▶ **What the exercise asks**: Please list all lines of the material below in which the string "BUFFET" occurs.

Dataset items:
--- --- ---
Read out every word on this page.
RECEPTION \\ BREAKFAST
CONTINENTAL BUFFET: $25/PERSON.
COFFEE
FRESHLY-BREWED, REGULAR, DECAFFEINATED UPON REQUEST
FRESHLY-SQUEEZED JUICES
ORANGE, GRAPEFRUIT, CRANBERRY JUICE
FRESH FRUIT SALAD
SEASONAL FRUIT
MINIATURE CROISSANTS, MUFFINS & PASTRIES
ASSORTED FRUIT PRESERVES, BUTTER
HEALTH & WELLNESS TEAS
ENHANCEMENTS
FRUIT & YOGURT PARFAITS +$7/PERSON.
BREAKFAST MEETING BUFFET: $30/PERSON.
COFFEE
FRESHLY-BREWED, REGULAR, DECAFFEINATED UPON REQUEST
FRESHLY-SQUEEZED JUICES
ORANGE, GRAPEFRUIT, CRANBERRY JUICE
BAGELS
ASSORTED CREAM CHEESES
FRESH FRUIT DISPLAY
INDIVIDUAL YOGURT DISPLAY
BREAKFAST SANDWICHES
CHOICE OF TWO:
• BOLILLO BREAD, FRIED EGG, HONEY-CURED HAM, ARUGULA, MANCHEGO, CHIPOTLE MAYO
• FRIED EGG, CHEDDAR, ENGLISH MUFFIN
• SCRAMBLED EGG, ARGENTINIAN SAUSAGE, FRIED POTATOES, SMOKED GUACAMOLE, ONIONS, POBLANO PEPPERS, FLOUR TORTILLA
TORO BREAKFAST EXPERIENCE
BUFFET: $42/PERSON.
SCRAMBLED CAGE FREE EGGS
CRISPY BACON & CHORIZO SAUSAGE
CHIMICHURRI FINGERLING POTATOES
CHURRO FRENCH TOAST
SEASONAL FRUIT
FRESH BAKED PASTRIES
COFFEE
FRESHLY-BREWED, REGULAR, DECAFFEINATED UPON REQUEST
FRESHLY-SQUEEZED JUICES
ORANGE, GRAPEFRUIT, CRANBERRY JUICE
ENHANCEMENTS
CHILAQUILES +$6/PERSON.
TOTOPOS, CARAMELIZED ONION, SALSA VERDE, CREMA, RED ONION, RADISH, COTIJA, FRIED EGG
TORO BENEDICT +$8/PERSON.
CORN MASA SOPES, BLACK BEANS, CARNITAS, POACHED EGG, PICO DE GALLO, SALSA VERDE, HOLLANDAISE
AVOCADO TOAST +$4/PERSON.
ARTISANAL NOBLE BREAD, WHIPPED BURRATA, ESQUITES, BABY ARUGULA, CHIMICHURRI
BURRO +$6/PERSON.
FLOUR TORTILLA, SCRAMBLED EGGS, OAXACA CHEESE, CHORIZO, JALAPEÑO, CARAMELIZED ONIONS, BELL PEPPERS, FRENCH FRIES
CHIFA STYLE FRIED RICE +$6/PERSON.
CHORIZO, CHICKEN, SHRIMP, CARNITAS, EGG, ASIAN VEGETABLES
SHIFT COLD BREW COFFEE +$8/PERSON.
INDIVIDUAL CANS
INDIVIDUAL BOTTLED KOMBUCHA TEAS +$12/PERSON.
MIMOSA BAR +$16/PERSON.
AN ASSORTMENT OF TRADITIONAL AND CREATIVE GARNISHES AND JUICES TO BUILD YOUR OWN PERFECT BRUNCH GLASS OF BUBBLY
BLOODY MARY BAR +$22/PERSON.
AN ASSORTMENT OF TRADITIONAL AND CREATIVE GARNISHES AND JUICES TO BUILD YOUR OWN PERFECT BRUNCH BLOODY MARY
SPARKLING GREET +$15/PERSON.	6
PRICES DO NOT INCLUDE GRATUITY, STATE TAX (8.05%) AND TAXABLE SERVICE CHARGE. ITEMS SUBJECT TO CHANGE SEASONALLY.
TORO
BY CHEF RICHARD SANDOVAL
--- --- ---
▶ **Correct answer**:
CONTINENTAL BUFFET: $25/PERSON.
BREAKFAST MEETING BUFFET: $30/PERSON.
BUFFET: $42/PERSON.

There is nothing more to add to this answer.